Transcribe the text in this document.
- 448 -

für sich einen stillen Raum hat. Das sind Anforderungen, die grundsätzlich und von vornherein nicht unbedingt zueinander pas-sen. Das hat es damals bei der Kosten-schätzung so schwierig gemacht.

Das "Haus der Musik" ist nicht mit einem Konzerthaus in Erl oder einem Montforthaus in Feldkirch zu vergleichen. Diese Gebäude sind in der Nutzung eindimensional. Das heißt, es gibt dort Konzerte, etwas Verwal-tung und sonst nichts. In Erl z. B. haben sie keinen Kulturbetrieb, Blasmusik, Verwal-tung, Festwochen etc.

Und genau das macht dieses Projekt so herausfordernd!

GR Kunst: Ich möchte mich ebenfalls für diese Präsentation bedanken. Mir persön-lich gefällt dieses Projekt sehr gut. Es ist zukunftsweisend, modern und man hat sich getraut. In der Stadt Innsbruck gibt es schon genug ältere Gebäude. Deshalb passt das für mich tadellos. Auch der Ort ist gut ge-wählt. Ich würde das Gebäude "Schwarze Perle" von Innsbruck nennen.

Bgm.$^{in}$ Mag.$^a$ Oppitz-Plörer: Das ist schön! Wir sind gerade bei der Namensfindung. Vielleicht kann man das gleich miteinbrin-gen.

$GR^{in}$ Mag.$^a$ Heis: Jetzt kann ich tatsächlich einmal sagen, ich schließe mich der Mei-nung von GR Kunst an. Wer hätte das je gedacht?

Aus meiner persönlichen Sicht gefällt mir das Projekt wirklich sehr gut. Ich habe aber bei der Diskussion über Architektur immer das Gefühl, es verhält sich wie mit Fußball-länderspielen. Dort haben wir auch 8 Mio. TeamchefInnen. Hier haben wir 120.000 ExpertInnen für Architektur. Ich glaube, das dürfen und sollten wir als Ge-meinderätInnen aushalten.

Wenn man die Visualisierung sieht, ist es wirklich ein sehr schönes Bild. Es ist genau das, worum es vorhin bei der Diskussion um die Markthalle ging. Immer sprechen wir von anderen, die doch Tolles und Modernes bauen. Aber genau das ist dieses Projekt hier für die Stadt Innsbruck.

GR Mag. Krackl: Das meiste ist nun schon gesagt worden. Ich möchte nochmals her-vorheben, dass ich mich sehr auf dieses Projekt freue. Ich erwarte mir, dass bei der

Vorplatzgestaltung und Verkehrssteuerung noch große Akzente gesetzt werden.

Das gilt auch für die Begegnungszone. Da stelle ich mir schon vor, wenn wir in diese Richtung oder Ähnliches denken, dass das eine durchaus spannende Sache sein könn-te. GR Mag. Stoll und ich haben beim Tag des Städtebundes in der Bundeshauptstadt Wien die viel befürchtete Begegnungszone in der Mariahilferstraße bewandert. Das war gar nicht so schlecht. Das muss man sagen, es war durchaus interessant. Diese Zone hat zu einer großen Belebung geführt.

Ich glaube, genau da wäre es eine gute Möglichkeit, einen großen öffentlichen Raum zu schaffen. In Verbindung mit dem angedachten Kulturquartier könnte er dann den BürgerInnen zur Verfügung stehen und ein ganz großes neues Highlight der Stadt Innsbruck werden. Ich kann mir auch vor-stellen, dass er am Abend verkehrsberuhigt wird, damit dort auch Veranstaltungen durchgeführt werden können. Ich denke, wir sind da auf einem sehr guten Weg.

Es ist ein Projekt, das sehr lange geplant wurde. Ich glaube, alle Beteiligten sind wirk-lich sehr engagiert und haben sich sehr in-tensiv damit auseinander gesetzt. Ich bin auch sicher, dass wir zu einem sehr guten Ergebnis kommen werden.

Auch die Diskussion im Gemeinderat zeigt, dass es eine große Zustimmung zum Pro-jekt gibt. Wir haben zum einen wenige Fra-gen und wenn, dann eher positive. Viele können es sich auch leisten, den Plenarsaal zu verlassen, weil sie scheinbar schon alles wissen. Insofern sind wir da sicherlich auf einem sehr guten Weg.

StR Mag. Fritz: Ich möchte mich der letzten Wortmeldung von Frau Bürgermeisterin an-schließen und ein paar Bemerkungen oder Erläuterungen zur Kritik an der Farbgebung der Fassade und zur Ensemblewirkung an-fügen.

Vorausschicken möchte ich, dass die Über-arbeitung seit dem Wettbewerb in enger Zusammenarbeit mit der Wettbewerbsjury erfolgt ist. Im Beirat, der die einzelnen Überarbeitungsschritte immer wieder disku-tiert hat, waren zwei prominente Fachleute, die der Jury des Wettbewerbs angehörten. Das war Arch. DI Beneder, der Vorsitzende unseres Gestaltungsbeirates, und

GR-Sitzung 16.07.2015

════════

Task >> State only how many lines in the material include "wirklich".

Written answer >> 2